Records from a collection of figures
* * * *
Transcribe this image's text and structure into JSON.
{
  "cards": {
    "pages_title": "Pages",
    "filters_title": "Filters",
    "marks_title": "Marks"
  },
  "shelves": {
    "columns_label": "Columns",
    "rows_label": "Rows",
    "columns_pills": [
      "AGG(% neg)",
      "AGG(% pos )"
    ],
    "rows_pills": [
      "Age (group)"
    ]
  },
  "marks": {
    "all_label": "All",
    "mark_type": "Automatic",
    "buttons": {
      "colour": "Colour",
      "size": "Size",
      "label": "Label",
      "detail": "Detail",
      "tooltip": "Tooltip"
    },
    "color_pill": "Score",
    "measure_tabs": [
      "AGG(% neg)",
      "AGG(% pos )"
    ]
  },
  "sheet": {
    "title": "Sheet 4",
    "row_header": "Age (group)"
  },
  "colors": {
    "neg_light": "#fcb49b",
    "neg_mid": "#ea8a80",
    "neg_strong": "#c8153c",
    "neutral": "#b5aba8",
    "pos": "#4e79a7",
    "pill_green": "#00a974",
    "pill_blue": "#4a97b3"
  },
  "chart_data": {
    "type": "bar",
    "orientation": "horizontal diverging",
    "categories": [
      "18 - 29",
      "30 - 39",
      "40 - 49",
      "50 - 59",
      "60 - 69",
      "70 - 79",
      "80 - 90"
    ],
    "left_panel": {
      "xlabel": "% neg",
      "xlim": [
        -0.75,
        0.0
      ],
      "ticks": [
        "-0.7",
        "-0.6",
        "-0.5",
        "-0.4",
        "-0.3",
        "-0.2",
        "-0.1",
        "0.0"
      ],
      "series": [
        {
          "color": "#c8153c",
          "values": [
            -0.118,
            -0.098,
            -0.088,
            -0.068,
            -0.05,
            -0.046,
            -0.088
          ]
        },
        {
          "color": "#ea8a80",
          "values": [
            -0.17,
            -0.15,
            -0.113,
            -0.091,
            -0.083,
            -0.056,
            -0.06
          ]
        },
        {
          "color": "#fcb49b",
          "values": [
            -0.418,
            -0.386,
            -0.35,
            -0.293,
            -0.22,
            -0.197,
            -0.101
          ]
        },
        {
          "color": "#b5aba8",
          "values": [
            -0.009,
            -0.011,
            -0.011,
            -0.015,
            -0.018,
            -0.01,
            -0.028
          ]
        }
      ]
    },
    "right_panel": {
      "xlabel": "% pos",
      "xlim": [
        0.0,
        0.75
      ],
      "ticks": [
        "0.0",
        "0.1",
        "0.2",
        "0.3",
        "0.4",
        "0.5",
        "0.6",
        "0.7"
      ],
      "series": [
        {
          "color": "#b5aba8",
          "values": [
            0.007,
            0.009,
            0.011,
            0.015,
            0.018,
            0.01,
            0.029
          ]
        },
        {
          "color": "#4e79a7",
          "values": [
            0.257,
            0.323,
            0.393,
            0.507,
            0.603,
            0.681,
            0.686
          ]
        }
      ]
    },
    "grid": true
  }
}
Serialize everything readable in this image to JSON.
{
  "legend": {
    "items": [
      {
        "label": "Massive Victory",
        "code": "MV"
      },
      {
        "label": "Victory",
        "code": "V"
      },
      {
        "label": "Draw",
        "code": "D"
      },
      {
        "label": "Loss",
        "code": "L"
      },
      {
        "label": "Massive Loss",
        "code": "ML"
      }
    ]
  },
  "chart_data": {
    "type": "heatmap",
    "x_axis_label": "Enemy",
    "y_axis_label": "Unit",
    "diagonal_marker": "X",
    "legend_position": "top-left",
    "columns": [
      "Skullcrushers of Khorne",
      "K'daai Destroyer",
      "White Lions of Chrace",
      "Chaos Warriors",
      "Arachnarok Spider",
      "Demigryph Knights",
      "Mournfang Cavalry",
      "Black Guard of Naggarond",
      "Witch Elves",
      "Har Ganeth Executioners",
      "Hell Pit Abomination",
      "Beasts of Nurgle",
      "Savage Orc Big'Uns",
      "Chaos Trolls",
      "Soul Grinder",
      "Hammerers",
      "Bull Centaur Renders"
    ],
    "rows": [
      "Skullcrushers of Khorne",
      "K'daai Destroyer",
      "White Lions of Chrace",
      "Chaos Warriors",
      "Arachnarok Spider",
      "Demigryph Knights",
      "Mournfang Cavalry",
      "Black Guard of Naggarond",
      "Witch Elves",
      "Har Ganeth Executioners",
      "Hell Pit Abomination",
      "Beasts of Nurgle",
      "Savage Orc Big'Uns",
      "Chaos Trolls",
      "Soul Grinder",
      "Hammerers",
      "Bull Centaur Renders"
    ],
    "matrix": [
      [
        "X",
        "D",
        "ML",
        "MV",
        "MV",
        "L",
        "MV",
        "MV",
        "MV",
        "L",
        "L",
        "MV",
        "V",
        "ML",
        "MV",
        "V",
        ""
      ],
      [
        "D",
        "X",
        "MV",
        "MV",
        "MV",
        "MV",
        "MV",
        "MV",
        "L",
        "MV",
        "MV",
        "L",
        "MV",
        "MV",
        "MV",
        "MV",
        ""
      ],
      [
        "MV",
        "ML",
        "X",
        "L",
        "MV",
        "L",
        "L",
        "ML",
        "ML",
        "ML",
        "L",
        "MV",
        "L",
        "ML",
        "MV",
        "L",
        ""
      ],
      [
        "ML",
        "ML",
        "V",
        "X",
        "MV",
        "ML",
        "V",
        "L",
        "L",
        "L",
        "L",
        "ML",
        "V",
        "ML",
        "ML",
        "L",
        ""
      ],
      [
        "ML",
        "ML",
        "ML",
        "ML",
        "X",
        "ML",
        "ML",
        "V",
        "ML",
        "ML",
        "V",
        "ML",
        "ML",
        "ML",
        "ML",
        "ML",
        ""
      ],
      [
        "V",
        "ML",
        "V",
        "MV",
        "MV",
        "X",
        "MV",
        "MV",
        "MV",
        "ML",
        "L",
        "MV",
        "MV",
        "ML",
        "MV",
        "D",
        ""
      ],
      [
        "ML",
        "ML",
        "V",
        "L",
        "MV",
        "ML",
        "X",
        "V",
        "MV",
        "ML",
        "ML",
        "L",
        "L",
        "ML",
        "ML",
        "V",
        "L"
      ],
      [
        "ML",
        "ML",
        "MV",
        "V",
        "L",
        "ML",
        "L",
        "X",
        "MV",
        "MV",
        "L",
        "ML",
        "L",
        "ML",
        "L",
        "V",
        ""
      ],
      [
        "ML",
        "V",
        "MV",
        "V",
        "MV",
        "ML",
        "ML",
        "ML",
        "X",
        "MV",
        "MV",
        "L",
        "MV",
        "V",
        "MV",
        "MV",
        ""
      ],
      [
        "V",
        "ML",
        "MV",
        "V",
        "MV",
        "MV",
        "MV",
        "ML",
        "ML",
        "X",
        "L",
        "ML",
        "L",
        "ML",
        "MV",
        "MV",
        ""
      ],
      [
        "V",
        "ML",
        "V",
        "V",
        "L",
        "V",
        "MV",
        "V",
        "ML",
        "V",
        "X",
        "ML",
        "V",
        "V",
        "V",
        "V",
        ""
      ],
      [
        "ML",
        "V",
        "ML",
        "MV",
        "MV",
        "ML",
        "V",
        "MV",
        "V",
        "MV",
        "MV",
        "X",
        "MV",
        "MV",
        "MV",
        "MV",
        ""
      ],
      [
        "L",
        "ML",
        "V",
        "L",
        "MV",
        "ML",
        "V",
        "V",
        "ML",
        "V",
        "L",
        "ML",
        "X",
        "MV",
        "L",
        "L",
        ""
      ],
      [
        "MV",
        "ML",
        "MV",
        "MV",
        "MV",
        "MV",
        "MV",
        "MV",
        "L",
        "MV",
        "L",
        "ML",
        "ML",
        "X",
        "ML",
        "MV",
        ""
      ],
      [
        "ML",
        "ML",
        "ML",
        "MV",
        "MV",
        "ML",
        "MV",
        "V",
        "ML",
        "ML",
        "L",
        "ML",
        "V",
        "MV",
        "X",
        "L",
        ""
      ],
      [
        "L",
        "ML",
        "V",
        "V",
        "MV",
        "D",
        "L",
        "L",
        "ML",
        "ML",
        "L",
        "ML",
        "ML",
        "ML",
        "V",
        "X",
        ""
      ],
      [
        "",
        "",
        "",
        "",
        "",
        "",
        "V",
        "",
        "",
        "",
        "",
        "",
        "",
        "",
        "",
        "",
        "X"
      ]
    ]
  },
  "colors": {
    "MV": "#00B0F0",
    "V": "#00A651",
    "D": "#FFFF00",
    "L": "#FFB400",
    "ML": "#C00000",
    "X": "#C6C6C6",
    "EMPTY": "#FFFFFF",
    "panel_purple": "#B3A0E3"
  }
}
* * * *
| Given request |
Each line with the string "this" in it needs to be found and copied.

| Solution |
Transcribe this image's text and structure into JSON.
Serialize everything readable in this image to JSON.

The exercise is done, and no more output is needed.